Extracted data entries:
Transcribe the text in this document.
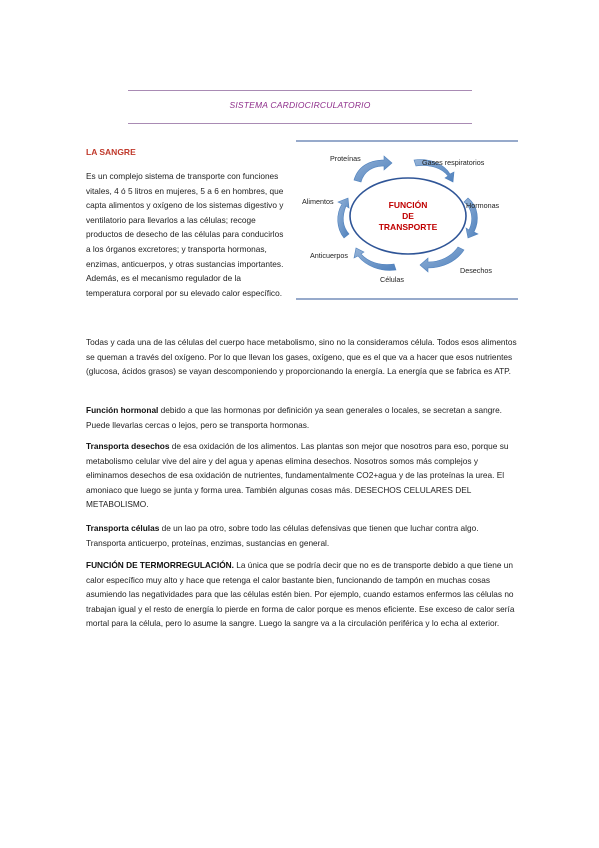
SISTEMA CARDIOCIRCULATORIO
LA SANGRE

Es un complejo sistema de transporte con funciones vitales, 4 ó 5 litros en mujeres, 5 a 6 en hombres, que capta alimentos y oxígeno de los sistemas digestivo y ventilatorio para llevarlos a las células; recoge productos de desecho de las células para conducirlos a los órganos excretores; y transporta hormonas, enzimas, anticuerpos, y otras sustancias importantes. Además, es el mecanismo regulador de la temperatura corporal por su elevado calor específico.

FUNCIÓN
DE
TRANSPORTE
Proteínas	Gases respiratorios
Alimentos	Hormonas
Anticuerpos
Desechos
Células

Todas y cada una de las células del cuerpo hace metabolismo, sino no la consideramos célula. Todos esos alimentos se queman a través del oxígeno. Por lo que llevan los gases, oxígeno, que es el que va a hacer que esos nutrientes (glucosa, ácidos grasos) se vayan descomponiendo y proporcionando la energía. La energía que se fabrica es ATP.

Función hormonal debido a que las hormonas por definición ya sean generales o locales, se secretan a sangre. Puede llevarlas cercas o lejos, pero se transporta hormonas.

Transporta desechos de esa oxidación de los alimentos. Las plantas son mejor que nosotros para eso, porque su metabolismo celular vive del aire y del agua y apenas elimina desechos. Nosotros somos más complejos y eliminamos desechos de esa oxidación de nutrientes, fundamentalmente CO2+agua y de las proteínas la urea. El amoniaco que luego se junta y forma urea. También algunas cosas más. DESECHOS CELULARES DEL METABOLISMO.

Transporta células de un lao pa otro, sobre todo las células defensivas que tienen que luchar contra algo. Transporta anticuerpo, proteínas, enzimas, sustancias en general.

FUNCIÓN DE TERMORREGULACIÓN. La única que se podría decir que no es de transporte debido a que tiene un calor específico muy alto y hace que retenga el calor bastante bien, funcionando de tampón en muchas cosas asumiendo las negatividades para que las células estén bien. Por ejemplo, cuando estamos enfermos las células no trabajan igual y el resto de energía lo pierde en forma de calor porque es menos eficiente. Ese exceso de calor sería mortal para la célula, pero lo asume la sangre. Luego la sangre va a la circulación periférica y lo echa al exterior.
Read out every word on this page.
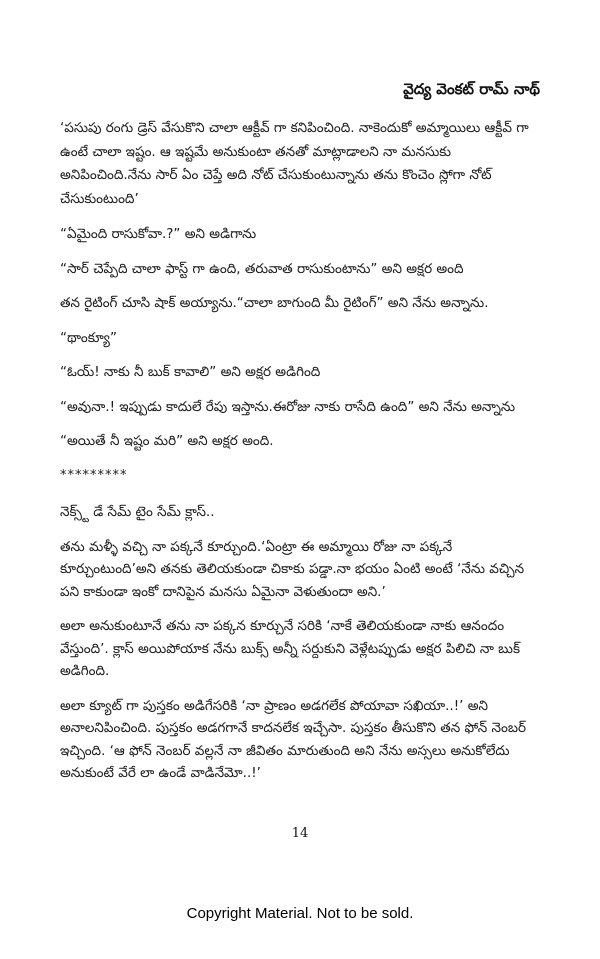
వైద్య వెంకట్ రామ్ నాథ్

‘పసుపు రంగు డ్రెస్ వేసుకొని చాలా ఆక్టీవ్ గా కనిపించింది. నాకెందుకో అమ్మాయిలు ఆక్టీవ్ గా ఉంటే చాలా ఇష్టం. ఆ ఇష్టమే అనుకుంటా తనతో మాట్లాడాలని నా మనసుకు అనిపించింది.నేను సార్ ఏం చెప్తే అది నోట్ చేసుకుంటున్నాను తను కొంచెం స్లోగా నోట్ చేసుకుంటుంది’

“ఏమైంది రాసుకోవా.?” అని అడిగాను

“సార్ చెప్పేది చాలా ఫాస్ట్ గా ఉంది, తరువాత రాసుకుంటాను” అని అక్షర అంది

తన రైటింగ్ చూసి షాక్ అయ్యాను.“చాలా బాగుంది మీ రైటింగ్” అని నేను అన్నాను.

“థాంక్యూ”

“ఓయ్! నాకు నీ బుక్ కావాలి” అని అక్షర అడిగింది

“అవునా.! ఇప్పుడు కాదులే రేపు ఇస్తాను.ఈరోజు నాకు రాసేది ఉంది” అని నేను అన్నాను

“అయితే నీ ఇష్టం మరి” అని అక్షర అంది.

*********

నెక్స్ట్ డే సేమ్ టైం సేమ్ క్లాస్..

తను మళ్ళీ వచ్చి నా పక్కనే కూర్చుంది.‘ఏంట్రా ఈ అమ్మాయి రోజు నా పక్కనే కూర్చుంటుంది’అని తనకు తెలియకుండా చికాకు పడ్డా.నా భయం ఏంటి అంటే ‘నేను వచ్చిన పని కాకుండా ఇంకో దానిపైన మనసు ఏమైనా వెళుతుందా అని.’

అలా అనుకుంటూనే తను నా పక్కన కూర్చునే సరికి ‘నాకే తెలియకుండా నాకు ఆనందం వేస్తుంది’. క్లాస్ అయిపోయాక నేను బుక్స్ అన్నీ సర్దుకుని వెళ్లేటప్పుడు అక్షర పిలిచి నా బుక్ అడిగింది.

అలా క్యూట్ గా పుస్తకం అడిగేసరికి ‘నా ప్రాణం అడగలేక పోయావా సఖియా..!’ అని అనాలనిపించింది. పుస్తకం అడగగానే కాదనలేక ఇచ్చేసా. పుస్తకం తీసుకొని తన ఫోన్ నెంబర్ ఇచ్చింది. ‘ఆ ఫోన్ నెంబర్ వల్లనే నా జీవితం మారుతుంది అని నేను అస్సలు అనుకోలేదు అనుకుంటే వేరే లా ఉండే వాడినేమో..!’

14
Copyright Material. Not to be sold.
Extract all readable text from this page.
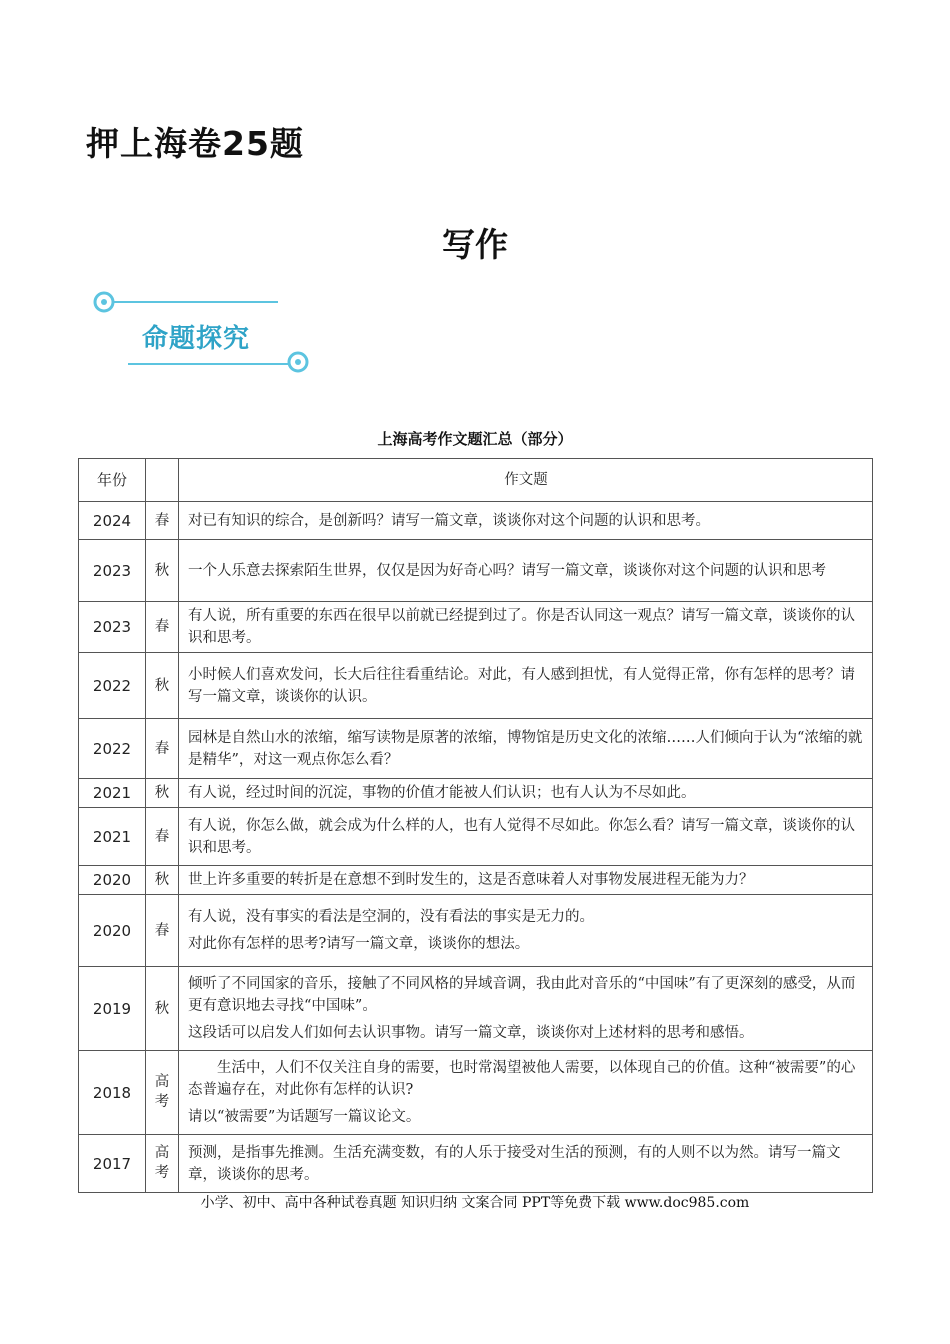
押上海卷25题
写作
命题探究
上海高考作文题汇总（部分）
年份		作文题
2024	春	对已有知识的综合，是创新吗？请写一篇文章，谈谈你对这个问题的认识和思考。

2023	秋	一个人乐意去探索陌生世界，仅仅是因为好奇心吗？请写一篇文章，谈谈你对这个问题的认识和思考

2023	春	有人说，所有重要的东西在很早以前就已经提到过了。你是否认同这一观点？请写一篇文章，谈谈你的认识和思考。

2022	秋	小时候人们喜欢发问，长大后往往看重结论。对此，有人感到担忧，有人觉得正常，你有怎样的思考？请写一篇文章，谈谈你的认识。

2022	春	园林是自然山水的浓缩，缩写读物是原著的浓缩，博物馆是历史文化的浓缩……人们倾向于认为“浓缩的就是精华”，对这一观点你怎么看？

2021	秋	有人说，经过时间的沉淀，事物的价值才能被人们认识；也有人认为不尽如此。

2021	春	有人说，你怎么做，就会成为什么样的人，也有人觉得不尽如此。你怎么看？请写一篇文章，谈谈你的认识和思考。

2020	秋	世上许多重要的转折是在意想不到时发生的，这是否意味着人对事物发展进程无能为力？

2020	春	有人说，没有事实的看法是空洞的，没有看法的事实是无力的。

对此你有怎样的思考?请写一篇文章，谈谈你的想法。

2019	秋	倾听了不同国家的音乐，接触了不同风格的异域音调，我由此对音乐的“中国味”有了更深刻的感受，从而更有意识地去寻找“中国味”。

这段话可以启发人们如何去认识事物。请写一篇文章，谈谈你对上述材料的思考和感悟。

2018	高考	　　生活中，人们不仅关注自身的需要，也时常渴望被他人需要，以体现自己的价值。这种“被需要”的心态普遍存在，对此你有怎样的认识?

请以“被需要”为话题写一篇议论文。

2017	高考	预测，是指事先推测。生活充满变数，有的人乐于接受对生活的预测，有的人则不以为然。请写一篇文章，谈谈你的思考。

小学、初中、高中各种试卷真题 知识归纳 文案合同 PPT等免费下载 www.doc985.com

> [GIVEN INSTRUCTION]: Quote the records in full and exactly; skip any image.

> [WRITTEN ANSWER]:
Transcribe the text in this document.
SISTEMA CARDIOCIRCULATORIO
LA SANGRE

Es un complejo sistema de transporte con funciones vitales, 4 ó 5 litros en mujeres, 5 a 6 en hombres, que capta alimentos y oxígeno de los sistemas digestivo y ventilatorio para llevarlos a las células; recoge productos de desecho de las células para conducirlos a los órganos excretores; y transporta hormonas, enzimas, anticuerpos, y otras sustancias importantes. Además, es el mecanismo regulador de la temperatura corporal por su elevado calor específico.

FUNCIÓN
DE
TRANSPORTE
Proteínas	Gases respiratorios
Alimentos	Hormonas
Anticuerpos
Desechos
Células

Todas y cada una de las células del cuerpo hace metabolismo, sino no la consideramos célula. Todos esos alimentos se queman a través del oxígeno. Por lo que llevan los gases, oxígeno, que es el que va a hacer que esos nutrientes (glucosa, ácidos grasos) se vayan descomponiendo y proporcionando la energía. La energía que se fabrica es ATP.

Función hormonal debido a que las hormonas por definición ya sean generales o locales, se secretan a sangre. Puede llevarlas cercas o lejos, pero se transporta hormonas.

Transporta desechos de esa oxidación de los alimentos. Las plantas son mejor que nosotros para eso, porque su metabolismo celular vive del aire y del agua y apenas elimina desechos. Nosotros somos más complejos y eliminamos desechos de esa oxidación de nutrientes, fundamentalmente CO2+agua y de las proteínas la urea. El amoniaco que luego se junta y forma urea. También algunas cosas más. DESECHOS CELULARES DEL METABOLISMO.

Transporta células de un lao pa otro, sobre todo las células defensivas que tienen que luchar contra algo. Transporta anticuerpo, proteínas, enzimas, sustancias en general.

FUNCIÓN DE TERMORREGULACIÓN. La única que se podría decir que no es de transporte debido a que tiene un calor específico muy alto y hace que retenga el calor bastante bien, funcionando de tampón en muchas cosas asumiendo las negatividades para que las células estén bien. Por ejemplo, cuando estamos enfermos las células no trabajan igual y el resto de energía lo pierde en forma de calor porque es menos eficiente. Ese exceso de calor sería mortal para la célula, pero lo asume la sangre. Luego la sangre va a la circulación periférica y lo echa al exterior.
Read out every word on this page.
వైద్య వెంకట్ రామ్ నాథ్

‘పసుపు రంగు డ్రెస్ వేసుకొని చాలా ఆక్టీవ్ గా కనిపించింది. నాకెందుకో అమ్మాయిలు ఆక్టీవ్ గా ఉంటే చాలా ఇష్టం. ఆ ఇష్టమే అనుకుంటా తనతో మాట్లాడాలని నా మనసుకు అనిపించింది.నేను సార్ ఏం చెప్తే అది నోట్ చేసుకుంటున్నాను తను కొంచెం స్లోగా నోట్ చేసుకుంటుంది’

“ఏమైంది రాసుకోవా.?” అని అడిగాను

“సార్ చెప్పేది చాలా ఫాస్ట్ గా ఉంది, తరువాత రాసుకుంటాను” అని అక్షర అంది

తన రైటింగ్ చూసి షాక్ అయ్యాను.“చాలా బాగుంది మీ రైటింగ్” అని నేను అన్నాను.

“థాంక్యూ”

“ఓయ్! నాకు నీ బుక్ కావాలి” అని అక్షర అడిగింది

“అవునా.! ఇప్పుడు కాదులే రేపు ఇస్తాను.ఈరోజు నాకు రాసేది ఉంది” అని నేను అన్నాను

“అయితే నీ ఇష్టం మరి” అని అక్షర అంది.

*********

నెక్స్ట్ డే సేమ్ టైం సేమ్ క్లాస్..

తను మళ్ళీ వచ్చి నా పక్కనే కూర్చుంది.‘ఏంట్రా ఈ అమ్మాయి రోజు నా పక్కనే కూర్చుంటుంది’అని తనకు తెలియకుండా చికాకు పడ్డా.నా భయం ఏంటి అంటే ‘నేను వచ్చిన పని కాకుండా ఇంకో దానిపైన మనసు ఏమైనా వెళుతుందా అని.’

అలా అనుకుంటూనే తను నా పక్కన కూర్చునే సరికి ‘నాకే తెలియకుండా నాకు ఆనందం వేస్తుంది’. క్లాస్ అయిపోయాక నేను బుక్స్ అన్నీ సర్దుకుని వెళ్లేటప్పుడు అక్షర పిలిచి నా బుక్ అడిగింది.

అలా క్యూట్ గా పుస్తకం అడిగేసరికి ‘నా ప్రాణం అడగలేక పోయావా సఖియా..!’ అని అనాలనిపించింది. పుస్తకం అడగగానే కాదనలేక ఇచ్చేసా. పుస్తకం తీసుకొని తన ఫోన్ నెంబర్ ఇచ్చింది. ‘ఆ ఫోన్ నెంబర్ వల్లనే నా జీవితం మారుతుంది అని నేను అస్సలు అనుకోలేదు అనుకుంటే వేరే లా ఉండే వాడినేమో..!’

14
Copyright Material. Not to be sold.
Extract all readable text from this page.
押上海卷25题
写作
命题探究
上海高考作文题汇总（部分）
年份		作文题
2024	春	对已有知识的综合，是创新吗？请写一篇文章，谈谈你对这个问题的认识和思考。

2023	秋	一个人乐意去探索陌生世界，仅仅是因为好奇心吗？请写一篇文章，谈谈你对这个问题的认识和思考

2023	春	有人说，所有重要的东西在很早以前就已经提到过了。你是否认同这一观点？请写一篇文章，谈谈你的认识和思考。

2022	秋	小时候人们喜欢发问，长大后往往看重结论。对此，有人感到担忧，有人觉得正常，你有怎样的思考？请写一篇文章，谈谈你的认识。

2022	春	园林是自然山水的浓缩，缩写读物是原著的浓缩，博物馆是历史文化的浓缩……人们倾向于认为“浓缩的就是精华”，对这一观点你怎么看？

2021	秋	有人说，经过时间的沉淀，事物的价值才能被人们认识；也有人认为不尽如此。

2021	春	有人说，你怎么做，就会成为什么样的人，也有人觉得不尽如此。你怎么看？请写一篇文章，谈谈你的认识和思考。

2020	秋	世上许多重要的转折是在意想不到时发生的，这是否意味着人对事物发展进程无能为力？

2020	春	有人说，没有事实的看法是空洞的，没有看法的事实是无力的。

对此你有怎样的思考?请写一篇文章，谈谈你的想法。

2019	秋	倾听了不同国家的音乐，接触了不同风格的异域音调，我由此对音乐的“中国味”有了更深刻的感受，从而更有意识地去寻找“中国味”。

这段话可以启发人们如何去认识事物。请写一篇文章，谈谈你对上述材料的思考和感悟。

2018	高考	　　生活中，人们不仅关注自身的需要，也时常渴望被他人需要，以体现自己的价值。这种“被需要”的心态普遍存在，对此你有怎样的认识?

请以“被需要”为话题写一篇议论文。

2017	高考	预测，是指事先推测。生活充满变数，有的人乐于接受对生活的预测，有的人则不以为然。请写一篇文章，谈谈你的思考。

小学、初中、高中各种试卷真题 知识归纳 文案合同 PPT等免费下载 www.doc985.com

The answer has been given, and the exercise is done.